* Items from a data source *

☆ ☆ ☆ ☆ ☆

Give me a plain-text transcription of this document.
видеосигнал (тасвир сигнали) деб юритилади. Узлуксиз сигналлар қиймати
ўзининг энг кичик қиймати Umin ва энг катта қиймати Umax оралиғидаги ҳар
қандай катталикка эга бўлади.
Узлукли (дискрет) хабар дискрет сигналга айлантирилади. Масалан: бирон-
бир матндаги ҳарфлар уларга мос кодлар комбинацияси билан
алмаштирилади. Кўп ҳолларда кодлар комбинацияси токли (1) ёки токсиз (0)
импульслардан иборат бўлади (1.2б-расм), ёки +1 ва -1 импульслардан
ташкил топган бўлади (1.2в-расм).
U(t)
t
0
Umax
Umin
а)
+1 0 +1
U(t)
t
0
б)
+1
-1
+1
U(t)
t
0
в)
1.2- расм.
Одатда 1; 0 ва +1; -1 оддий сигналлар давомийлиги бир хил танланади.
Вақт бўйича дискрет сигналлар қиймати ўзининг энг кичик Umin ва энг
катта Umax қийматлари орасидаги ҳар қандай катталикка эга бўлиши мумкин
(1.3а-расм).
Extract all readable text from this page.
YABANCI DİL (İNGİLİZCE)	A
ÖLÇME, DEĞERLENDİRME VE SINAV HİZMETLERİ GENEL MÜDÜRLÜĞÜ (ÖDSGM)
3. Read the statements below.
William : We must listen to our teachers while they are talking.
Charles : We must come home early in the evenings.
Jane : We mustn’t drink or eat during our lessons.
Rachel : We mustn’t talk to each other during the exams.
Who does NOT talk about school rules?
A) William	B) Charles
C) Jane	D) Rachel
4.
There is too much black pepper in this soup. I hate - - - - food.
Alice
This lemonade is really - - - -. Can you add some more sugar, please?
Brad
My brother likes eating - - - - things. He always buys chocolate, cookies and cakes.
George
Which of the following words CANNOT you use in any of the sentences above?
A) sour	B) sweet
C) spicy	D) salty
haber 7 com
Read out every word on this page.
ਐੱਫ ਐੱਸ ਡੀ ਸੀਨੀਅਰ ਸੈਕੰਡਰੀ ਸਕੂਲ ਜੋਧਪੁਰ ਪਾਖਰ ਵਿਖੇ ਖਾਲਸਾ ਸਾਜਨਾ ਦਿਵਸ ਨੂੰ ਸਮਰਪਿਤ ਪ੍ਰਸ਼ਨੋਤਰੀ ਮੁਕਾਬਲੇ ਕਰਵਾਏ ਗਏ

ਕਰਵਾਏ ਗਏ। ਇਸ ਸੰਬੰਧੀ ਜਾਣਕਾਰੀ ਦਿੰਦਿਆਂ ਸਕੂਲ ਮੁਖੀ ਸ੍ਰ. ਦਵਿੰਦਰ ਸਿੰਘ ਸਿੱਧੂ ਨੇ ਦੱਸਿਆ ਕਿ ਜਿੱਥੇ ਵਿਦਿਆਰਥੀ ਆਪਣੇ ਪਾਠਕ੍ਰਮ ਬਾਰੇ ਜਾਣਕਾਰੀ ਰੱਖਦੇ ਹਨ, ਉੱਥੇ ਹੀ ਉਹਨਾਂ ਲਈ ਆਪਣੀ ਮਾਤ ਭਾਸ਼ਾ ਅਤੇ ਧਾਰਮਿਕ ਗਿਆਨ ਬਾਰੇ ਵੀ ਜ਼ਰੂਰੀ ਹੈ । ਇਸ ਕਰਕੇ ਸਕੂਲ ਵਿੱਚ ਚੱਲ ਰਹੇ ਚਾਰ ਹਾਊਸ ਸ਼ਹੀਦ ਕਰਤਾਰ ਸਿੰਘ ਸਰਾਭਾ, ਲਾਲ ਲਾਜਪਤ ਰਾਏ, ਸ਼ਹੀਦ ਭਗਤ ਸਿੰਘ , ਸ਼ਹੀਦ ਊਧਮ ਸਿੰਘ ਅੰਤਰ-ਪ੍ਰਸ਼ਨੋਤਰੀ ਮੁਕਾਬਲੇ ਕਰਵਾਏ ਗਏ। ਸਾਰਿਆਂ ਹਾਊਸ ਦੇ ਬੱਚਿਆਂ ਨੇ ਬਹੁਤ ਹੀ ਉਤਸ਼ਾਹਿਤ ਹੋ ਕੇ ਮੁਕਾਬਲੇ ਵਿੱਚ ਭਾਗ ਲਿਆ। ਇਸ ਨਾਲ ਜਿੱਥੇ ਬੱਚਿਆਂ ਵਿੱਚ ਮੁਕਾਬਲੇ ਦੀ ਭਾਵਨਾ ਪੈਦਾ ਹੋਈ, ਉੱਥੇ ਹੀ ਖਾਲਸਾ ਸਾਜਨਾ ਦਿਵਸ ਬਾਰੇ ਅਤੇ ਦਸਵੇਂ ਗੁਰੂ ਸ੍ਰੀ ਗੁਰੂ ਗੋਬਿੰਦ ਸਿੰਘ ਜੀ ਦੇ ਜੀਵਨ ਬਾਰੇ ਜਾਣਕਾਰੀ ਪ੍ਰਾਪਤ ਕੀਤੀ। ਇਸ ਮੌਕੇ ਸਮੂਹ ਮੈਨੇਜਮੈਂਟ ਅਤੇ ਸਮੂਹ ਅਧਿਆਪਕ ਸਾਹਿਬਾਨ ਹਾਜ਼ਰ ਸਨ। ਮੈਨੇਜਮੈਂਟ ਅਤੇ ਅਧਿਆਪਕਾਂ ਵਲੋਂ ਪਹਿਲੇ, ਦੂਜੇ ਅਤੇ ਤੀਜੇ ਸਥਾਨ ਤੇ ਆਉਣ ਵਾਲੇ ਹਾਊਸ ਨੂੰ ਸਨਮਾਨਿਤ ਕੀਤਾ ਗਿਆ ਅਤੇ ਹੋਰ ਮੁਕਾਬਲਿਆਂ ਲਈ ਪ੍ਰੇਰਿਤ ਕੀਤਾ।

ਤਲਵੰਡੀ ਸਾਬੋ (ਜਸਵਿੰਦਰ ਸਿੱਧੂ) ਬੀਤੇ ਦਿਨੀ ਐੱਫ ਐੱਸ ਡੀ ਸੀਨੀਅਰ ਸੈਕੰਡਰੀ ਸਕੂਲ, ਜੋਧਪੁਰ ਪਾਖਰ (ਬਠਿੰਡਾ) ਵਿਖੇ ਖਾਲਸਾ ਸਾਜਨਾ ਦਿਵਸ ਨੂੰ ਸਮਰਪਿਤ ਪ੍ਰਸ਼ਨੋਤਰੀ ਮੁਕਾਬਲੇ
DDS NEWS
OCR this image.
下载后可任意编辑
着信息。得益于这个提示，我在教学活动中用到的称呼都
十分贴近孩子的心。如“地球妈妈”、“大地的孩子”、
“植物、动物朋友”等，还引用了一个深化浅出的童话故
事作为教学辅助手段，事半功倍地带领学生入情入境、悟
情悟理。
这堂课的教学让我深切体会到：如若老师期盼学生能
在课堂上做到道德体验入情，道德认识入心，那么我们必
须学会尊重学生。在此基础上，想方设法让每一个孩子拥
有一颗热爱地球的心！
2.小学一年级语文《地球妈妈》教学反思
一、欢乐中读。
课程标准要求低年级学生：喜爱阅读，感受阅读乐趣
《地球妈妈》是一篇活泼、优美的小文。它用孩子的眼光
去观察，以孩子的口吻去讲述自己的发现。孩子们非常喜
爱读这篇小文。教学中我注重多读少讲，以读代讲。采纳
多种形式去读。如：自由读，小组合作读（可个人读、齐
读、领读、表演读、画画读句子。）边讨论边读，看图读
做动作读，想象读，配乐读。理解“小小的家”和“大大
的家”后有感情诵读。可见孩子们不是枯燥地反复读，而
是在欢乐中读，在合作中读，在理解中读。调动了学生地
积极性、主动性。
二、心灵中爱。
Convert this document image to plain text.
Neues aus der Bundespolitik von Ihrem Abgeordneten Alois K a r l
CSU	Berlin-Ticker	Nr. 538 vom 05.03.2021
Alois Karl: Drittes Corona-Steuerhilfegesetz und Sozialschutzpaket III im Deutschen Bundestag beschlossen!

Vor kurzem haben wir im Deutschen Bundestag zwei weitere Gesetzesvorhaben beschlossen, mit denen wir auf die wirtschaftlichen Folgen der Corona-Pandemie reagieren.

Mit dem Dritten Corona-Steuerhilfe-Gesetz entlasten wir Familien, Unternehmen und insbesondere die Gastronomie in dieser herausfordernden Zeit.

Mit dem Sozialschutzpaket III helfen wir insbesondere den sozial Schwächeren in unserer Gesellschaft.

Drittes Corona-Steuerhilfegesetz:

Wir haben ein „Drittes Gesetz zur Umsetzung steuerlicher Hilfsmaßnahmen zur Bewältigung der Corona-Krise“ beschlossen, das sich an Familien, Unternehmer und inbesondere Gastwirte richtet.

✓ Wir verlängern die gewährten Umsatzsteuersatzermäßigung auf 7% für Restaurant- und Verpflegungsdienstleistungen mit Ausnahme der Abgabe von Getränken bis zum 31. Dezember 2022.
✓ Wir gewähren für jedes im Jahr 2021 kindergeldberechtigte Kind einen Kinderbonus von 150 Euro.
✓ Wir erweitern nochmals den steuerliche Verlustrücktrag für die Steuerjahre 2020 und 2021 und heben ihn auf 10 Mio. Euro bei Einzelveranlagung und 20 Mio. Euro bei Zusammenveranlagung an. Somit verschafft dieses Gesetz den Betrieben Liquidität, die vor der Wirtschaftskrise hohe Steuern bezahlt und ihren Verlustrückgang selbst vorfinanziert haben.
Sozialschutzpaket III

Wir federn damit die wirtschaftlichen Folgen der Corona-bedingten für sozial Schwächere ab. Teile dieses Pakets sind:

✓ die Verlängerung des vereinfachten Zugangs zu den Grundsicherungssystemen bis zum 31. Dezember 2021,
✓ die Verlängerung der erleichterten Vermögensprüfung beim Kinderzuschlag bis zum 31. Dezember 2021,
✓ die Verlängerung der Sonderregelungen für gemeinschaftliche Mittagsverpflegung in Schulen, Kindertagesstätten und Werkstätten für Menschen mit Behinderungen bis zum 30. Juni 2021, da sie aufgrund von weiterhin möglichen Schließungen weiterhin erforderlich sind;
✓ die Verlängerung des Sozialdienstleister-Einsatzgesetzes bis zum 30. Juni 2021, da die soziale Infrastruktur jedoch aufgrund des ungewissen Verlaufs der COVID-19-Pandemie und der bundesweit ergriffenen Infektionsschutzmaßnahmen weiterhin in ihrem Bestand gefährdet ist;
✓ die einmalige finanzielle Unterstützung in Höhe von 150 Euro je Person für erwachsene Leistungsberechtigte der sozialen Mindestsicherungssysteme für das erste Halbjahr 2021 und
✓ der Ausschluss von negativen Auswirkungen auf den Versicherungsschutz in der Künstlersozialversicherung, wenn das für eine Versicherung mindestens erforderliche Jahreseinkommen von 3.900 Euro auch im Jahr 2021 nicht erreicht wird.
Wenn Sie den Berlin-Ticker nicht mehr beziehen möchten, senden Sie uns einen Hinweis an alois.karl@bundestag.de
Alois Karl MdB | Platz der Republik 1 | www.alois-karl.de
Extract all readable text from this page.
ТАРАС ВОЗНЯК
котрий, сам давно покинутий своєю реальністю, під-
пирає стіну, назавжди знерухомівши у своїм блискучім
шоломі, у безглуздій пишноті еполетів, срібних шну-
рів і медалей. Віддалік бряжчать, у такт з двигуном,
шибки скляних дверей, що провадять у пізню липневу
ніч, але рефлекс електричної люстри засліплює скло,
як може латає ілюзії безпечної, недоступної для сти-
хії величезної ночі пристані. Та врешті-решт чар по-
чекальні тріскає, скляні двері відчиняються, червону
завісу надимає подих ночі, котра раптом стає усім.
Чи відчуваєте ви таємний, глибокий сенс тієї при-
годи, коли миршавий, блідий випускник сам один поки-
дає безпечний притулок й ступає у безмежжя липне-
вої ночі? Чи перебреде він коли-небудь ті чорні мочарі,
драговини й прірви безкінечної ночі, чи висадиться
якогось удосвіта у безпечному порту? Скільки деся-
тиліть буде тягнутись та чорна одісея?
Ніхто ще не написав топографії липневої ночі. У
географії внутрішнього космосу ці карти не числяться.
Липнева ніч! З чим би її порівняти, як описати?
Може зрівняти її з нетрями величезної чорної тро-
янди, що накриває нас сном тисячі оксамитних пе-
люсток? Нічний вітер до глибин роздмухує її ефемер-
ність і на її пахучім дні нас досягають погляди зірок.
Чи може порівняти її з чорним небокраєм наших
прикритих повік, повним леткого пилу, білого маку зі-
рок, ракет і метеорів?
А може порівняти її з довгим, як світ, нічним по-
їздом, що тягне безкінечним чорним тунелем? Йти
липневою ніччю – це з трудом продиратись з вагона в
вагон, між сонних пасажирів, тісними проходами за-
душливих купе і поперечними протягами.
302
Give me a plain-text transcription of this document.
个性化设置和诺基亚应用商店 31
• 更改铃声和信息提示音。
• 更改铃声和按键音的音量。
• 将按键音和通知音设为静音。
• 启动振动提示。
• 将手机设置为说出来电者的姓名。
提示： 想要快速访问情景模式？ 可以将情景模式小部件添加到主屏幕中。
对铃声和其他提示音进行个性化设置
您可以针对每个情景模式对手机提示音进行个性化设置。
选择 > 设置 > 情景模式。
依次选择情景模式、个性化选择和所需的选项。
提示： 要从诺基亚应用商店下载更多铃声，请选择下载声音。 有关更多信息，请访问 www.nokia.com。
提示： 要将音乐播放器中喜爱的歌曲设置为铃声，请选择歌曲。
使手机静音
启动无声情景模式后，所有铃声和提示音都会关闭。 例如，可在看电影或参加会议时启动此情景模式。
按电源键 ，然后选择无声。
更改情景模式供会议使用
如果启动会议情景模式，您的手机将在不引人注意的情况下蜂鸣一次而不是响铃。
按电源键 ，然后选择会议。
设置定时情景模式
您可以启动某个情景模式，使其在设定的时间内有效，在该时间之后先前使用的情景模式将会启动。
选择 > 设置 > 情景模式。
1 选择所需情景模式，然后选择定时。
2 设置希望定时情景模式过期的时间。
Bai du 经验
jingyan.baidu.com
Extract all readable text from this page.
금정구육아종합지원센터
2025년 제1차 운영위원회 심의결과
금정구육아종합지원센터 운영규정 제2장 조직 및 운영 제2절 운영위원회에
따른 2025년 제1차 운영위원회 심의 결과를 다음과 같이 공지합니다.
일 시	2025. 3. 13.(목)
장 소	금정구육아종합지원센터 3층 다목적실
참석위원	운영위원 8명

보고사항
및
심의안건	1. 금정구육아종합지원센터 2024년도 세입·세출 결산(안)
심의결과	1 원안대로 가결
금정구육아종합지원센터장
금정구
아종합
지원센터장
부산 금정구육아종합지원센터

☆ ☆ ☆ ☆ ☆

* PROBLEM TO SOLVE *
Copy all lines of the material above where the string "Familien" occurs.

* EXERCISE ANSWER *
Mit dem Dritten Corona-Steuerhilfe-Gesetz entlasten wir Familien, Unternehmen und insbesondere die Gastronomie in dieser herausfordernden Zeit.
Wir haben ein „Drittes Gesetz zur Umsetzung steuerlicher Hilfsmaßnahmen zur Bewältigung der Corona-Krise“ beschlossen, das sich an Familien, Unternehmer und inbesondere Gastwirte richtet.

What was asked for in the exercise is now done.